◆ **REQUEST**: Each line holding the word "icon" counts once; give the total and nothing more.

◆ **DATASET EXTRACT**:

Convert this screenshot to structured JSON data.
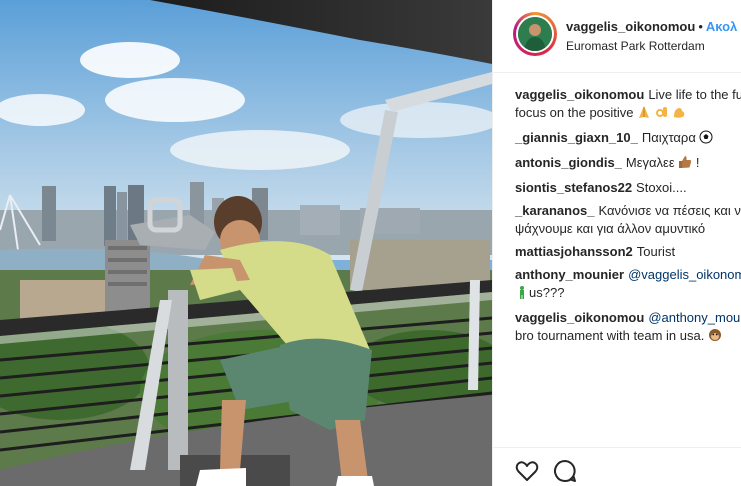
{
  "post": {
    "username": "vaggelis_oikonomou",
    "separator": "•",
    "follow_label": "Ακολ",
    "location": "Euromast Park Rotterdam"
  },
  "comments": [
    {
      "user": "vaggelis_oikonomou",
      "lines": [
        "Live life to the fu",
        "focus on the positive"
      ],
      "emoji": [
        "folded-hands",
        "ok-hand",
        "flexed-biceps"
      ]
    },
    {
      "user": "_giannis_giaxn_10_",
      "lines": [
        "Παιχταρα"
      ],
      "emoji": [
        "soccer-ball"
      ]
    },
    {
      "user": "antonis_giondis_",
      "lines": [
        "Μεγαλεε"
      ],
      "emoji": [
        "thumbs-up",
        "!"
      ]
    },
    {
      "user": "siontis_stefanos22",
      "lines": [
        "Stoxoi...."
      ]
    },
    {
      "user": "_karananos_",
      "lines": [
        "Κανόνισε να πέσεις και ν",
        "ψάχνουμε και για άλλον αμυντικό"
      ]
    },
    {
      "user": "mattiasjohansson2",
      "lines": [
        "Tourist"
      ]
    },
    {
      "user": "anthony_mounier",
      "mention": "@vaggelis_oikonomo",
      "lines": [
        "us???"
      ],
      "emoji": [
        "person-standing"
      ]
    },
    {
      "user": "vaggelis_oikonomou",
      "mention": "@anthony_mounier",
      "lines": [
        "bro tournament with team in usa."
      ],
      "emoji": [
        "monkey-face"
      ]
    }
  ],
  "actions": {
    "like_icon": "heart-icon",
    "comment_icon": "comment-bubble-icon"
  },
  "colors": {
    "follow": "#3897f0",
    "text": "#262626",
    "mention": "#003569",
    "border": "#efefef"
  }
}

◆ **WRITTEN ANSWER**: 2